> **To do**: Find every line in the records below that holds the word "improvement", and copy each one.

(Collection entries)

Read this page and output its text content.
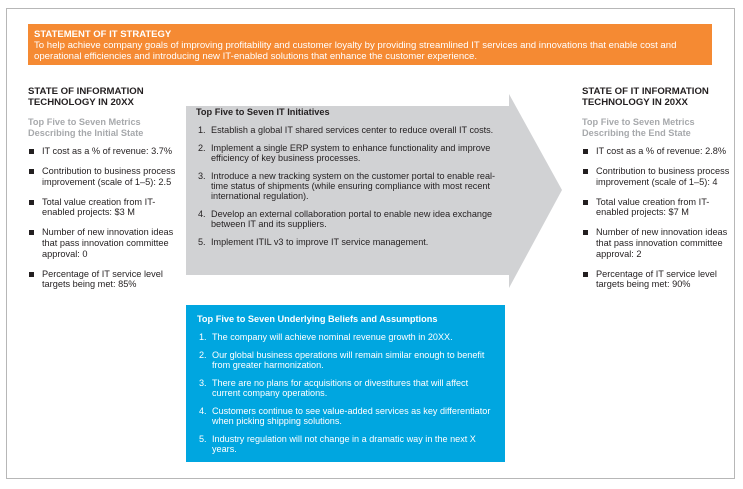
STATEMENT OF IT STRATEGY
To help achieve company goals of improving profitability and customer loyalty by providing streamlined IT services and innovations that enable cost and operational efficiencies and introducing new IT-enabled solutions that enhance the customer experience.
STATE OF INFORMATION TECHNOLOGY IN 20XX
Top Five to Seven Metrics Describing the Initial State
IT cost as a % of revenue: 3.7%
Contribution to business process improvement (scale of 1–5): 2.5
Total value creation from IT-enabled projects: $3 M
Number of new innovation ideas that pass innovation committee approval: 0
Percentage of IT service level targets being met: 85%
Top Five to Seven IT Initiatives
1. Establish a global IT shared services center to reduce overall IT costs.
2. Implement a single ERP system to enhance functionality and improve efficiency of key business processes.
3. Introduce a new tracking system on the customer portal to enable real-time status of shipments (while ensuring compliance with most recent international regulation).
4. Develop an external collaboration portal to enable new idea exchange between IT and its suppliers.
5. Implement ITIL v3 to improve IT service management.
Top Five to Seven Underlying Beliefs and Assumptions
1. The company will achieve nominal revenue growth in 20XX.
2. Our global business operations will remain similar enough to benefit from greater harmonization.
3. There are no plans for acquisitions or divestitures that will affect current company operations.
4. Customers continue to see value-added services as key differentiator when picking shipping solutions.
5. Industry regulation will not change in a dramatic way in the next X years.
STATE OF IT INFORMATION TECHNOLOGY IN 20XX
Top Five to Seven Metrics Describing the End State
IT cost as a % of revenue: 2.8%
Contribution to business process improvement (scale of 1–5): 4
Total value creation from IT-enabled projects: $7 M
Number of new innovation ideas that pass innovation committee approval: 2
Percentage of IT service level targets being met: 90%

> **The output**:
Contribution to business process improvement (scale of 1–5): 2.5
Contribution to business process improvement (scale of 1–5): 4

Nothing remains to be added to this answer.